* Given exercise *
Output all of the entries below precisely as written.

Stored data
..............................
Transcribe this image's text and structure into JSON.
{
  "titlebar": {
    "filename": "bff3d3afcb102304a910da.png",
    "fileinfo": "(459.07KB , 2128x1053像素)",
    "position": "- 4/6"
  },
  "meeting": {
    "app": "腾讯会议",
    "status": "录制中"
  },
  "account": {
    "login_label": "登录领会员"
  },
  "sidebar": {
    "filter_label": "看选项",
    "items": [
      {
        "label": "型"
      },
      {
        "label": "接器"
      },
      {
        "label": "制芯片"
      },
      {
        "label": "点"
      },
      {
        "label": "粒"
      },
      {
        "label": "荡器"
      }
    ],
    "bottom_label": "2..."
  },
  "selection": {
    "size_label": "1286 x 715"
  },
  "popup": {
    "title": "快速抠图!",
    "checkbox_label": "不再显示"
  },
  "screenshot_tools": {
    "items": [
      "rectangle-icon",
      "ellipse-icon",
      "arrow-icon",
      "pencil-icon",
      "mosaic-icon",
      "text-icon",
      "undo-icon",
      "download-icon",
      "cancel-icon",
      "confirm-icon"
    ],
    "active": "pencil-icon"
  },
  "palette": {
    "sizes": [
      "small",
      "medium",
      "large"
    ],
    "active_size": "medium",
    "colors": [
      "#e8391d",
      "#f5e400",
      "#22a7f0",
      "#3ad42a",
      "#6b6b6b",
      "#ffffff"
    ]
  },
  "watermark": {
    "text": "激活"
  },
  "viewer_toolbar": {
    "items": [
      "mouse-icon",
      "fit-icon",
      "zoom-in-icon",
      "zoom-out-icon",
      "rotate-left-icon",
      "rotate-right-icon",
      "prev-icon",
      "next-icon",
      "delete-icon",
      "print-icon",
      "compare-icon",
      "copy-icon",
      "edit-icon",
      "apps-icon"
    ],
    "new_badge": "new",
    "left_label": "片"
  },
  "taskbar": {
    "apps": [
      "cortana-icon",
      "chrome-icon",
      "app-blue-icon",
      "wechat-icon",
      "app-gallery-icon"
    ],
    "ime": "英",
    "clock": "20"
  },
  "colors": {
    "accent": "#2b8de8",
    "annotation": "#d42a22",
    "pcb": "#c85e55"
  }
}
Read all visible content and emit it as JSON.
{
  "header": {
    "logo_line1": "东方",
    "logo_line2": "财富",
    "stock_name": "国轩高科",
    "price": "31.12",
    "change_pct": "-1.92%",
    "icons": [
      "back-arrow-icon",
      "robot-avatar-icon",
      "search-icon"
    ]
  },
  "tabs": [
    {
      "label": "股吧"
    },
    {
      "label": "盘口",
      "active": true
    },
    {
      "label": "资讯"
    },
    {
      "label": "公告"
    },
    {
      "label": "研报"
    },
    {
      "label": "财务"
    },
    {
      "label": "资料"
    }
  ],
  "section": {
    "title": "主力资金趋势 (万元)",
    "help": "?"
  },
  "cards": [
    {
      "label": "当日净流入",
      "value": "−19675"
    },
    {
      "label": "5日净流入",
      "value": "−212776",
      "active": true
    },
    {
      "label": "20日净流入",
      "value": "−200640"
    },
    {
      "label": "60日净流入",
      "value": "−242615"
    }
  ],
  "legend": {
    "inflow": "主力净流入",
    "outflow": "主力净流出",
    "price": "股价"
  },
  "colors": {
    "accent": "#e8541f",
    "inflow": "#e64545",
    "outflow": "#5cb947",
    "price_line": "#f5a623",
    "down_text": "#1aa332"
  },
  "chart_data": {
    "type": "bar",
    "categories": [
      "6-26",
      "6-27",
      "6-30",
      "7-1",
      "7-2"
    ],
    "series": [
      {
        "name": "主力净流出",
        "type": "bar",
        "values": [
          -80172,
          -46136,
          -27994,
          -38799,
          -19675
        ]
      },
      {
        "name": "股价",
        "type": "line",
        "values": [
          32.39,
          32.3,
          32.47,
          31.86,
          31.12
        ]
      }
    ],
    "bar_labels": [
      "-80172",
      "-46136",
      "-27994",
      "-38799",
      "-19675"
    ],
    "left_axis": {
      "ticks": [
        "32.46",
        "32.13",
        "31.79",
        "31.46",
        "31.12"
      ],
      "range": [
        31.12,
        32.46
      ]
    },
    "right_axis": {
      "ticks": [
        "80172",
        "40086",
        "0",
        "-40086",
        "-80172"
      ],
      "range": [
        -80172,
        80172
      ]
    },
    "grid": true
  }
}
..............................
* Solution to this exercise *
Transcribe this image's text and structure into JSON.
{
  "titlebar": {
    "filename": "bff3d3afcb102304a910da.png",
    "fileinfo": "(459.07KB , 2128x1053像素)",
    "position": "- 4/6"
  },
  "meeting": {
    "app": "腾讯会议",
    "status": "录制中"
  },
  "account": {
    "login_label": "登录领会员"
  },
  "sidebar": {
    "filter_label": "看选项",
    "items": [
      {
        "label": "型"
      },
      {
        "label": "接器"
      },
      {
        "label": "制芯片"
      },
      {
        "label": "点"
      },
      {
        "label": "粒"
      },
      {
        "label": "荡器"
      }
    ],
    "bottom_label": "2..."
  },
  "selection": {
    "size_label": "1286 x 715"
  },
  "popup": {
    "title": "快速抠图!",
    "checkbox_label": "不再显示"
  },
  "screenshot_tools": {
    "items": [
      "rectangle-icon",
      "ellipse-icon",
      "arrow-icon",
      "pencil-icon",
      "mosaic-icon",
      "text-icon",
      "undo-icon",
      "download-icon",
      "cancel-icon",
      "confirm-icon"
    ],
    "active": "pencil-icon"
  },
  "palette": {
    "sizes": [
      "small",
      "medium",
      "large"
    ],
    "active_size": "medium",
    "colors": [
      "#e8391d",
      "#f5e400",
      "#22a7f0",
      "#3ad42a",
      "#6b6b6b",
      "#ffffff"
    ]
  },
  "watermark": {
    "text": "激活"
  },
  "viewer_toolbar": {
    "items": [
      "mouse-icon",
      "fit-icon",
      "zoom-in-icon",
      "zoom-out-icon",
      "rotate-left-icon",
      "rotate-right-icon",
      "prev-icon",
      "next-icon",
      "delete-icon",
      "print-icon",
      "compare-icon",
      "copy-icon",
      "edit-icon",
      "apps-icon"
    ],
    "new_badge": "new",
    "left_label": "片"
  },
  "taskbar": {
    "apps": [
      "cortana-icon",
      "chrome-icon",
      "app-blue-icon",
      "wechat-icon",
      "app-gallery-icon"
    ],
    "ime": "英",
    "clock": "20"
  },
  "colors": {
    "accent": "#2b8de8",
    "annotation": "#d42a22",
    "pcb": "#c85e55"
  }
}
Read all visible content and emit it as JSON.
{
  "header": {
    "logo_line1": "东方",
    "logo_line2": "财富",
    "stock_name": "国轩高科",
    "price": "31.12",
    "change_pct": "-1.92%",
    "icons": [
      "back-arrow-icon",
      "robot-avatar-icon",
      "search-icon"
    ]
  },
  "tabs": [
    {
      "label": "股吧"
    },
    {
      "label": "盘口",
      "active": true
    },
    {
      "label": "资讯"
    },
    {
      "label": "公告"
    },
    {
      "label": "研报"
    },
    {
      "label": "财务"
    },
    {
      "label": "资料"
    }
  ],
  "section": {
    "title": "主力资金趋势 (万元)",
    "help": "?"
  },
  "cards": [
    {
      "label": "当日净流入",
      "value": "−19675"
    },
    {
      "label": "5日净流入",
      "value": "−212776",
      "active": true
    },
    {
      "label": "20日净流入",
      "value": "−200640"
    },
    {
      "label": "60日净流入",
      "value": "−242615"
    }
  ],
  "legend": {
    "inflow": "主力净流入",
    "outflow": "主力净流出",
    "price": "股价"
  },
  "colors": {
    "accent": "#e8541f",
    "inflow": "#e64545",
    "outflow": "#5cb947",
    "price_line": "#f5a623",
    "down_text": "#1aa332"
  },
  "chart_data": {
    "type": "bar",
    "categories": [
      "6-26",
      "6-27",
      "6-30",
      "7-1",
      "7-2"
    ],
    "series": [
      {
        "name": "主力净流出",
        "type": "bar",
        "values": [
          -80172,
          -46136,
          -27994,
          -38799,
          -19675
        ]
      },
      {
        "name": "股价",
        "type": "line",
        "values": [
          32.39,
          32.3,
          32.47,
          31.86,
          31.12
        ]
      }
    ],
    "bar_labels": [
      "-80172",
      "-46136",
      "-27994",
      "-38799",
      "-19675"
    ],
    "left_axis": {
      "ticks": [
        "32.46",
        "32.13",
        "31.79",
        "31.46",
        "31.12"
      ],
      "range": [
        31.12,
        32.46
      ]
    },
    "right_axis": {
      "ticks": [
        "80172",
        "40086",
        "0",
        "-40086",
        "-80172"
      ],
      "range": [
        -80172,
        80172
      ]
    },
    "grid": true
  }
}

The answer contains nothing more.